* begin *

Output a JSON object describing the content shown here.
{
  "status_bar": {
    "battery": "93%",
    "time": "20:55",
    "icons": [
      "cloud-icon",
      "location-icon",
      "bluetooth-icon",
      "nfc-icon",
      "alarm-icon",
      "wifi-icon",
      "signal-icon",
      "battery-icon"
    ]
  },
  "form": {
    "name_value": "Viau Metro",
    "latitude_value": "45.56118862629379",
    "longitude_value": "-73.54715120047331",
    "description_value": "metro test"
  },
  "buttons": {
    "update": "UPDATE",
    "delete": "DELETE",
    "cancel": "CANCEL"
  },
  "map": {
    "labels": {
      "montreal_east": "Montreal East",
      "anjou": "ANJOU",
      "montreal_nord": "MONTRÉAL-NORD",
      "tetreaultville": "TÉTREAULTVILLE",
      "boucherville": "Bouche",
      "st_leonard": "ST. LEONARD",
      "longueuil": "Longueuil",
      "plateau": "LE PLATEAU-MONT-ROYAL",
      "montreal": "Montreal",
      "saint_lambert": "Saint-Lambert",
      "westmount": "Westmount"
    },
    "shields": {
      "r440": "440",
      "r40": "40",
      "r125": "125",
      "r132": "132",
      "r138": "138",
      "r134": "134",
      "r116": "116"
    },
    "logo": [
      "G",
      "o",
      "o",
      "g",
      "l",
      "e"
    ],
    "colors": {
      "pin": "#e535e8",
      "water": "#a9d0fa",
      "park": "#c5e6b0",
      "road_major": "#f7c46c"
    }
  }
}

* end *

(GIVEN PROBLEM) Write out all the data again, exactly as it appears.

(PROBLEM SOLUTION)
Output a JSON object describing the content shown here.
{
  "status_bar": {
    "battery": "93%",
    "time": "20:55",
    "icons": [
      "cloud-icon",
      "location-icon",
      "bluetooth-icon",
      "nfc-icon",
      "alarm-icon",
      "wifi-icon",
      "signal-icon",
      "battery-icon"
    ]
  },
  "form": {
    "name_value": "Viau Metro",
    "latitude_value": "45.56118862629379",
    "longitude_value": "-73.54715120047331",
    "description_value": "metro test"
  },
  "buttons": {
    "update": "UPDATE",
    "delete": "DELETE",
    "cancel": "CANCEL"
  },
  "map": {
    "labels": {
      "montreal_east": "Montreal East",
      "anjou": "ANJOU",
      "montreal_nord": "MONTRÉAL-NORD",
      "tetreaultville": "TÉTREAULTVILLE",
      "boucherville": "Bouche",
      "st_leonard": "ST. LEONARD",
      "longueuil": "Longueuil",
      "plateau": "LE PLATEAU-MONT-ROYAL",
      "montreal": "Montreal",
      "saint_lambert": "Saint-Lambert",
      "westmount": "Westmount"
    },
    "shields": {
      "r440": "440",
      "r40": "40",
      "r125": "125",
      "r132": "132",
      "r138": "138",
      "r134": "134",
      "r116": "116"
    },
    "logo": [
      "G",
      "o",
      "o",
      "g",
      "l",
      "e"
    ],
    "colors": {
      "pin": "#e535e8",
      "water": "#a9d0fa",
      "park": "#c5e6b0",
      "road_major": "#f7c46c"
    }
  }
}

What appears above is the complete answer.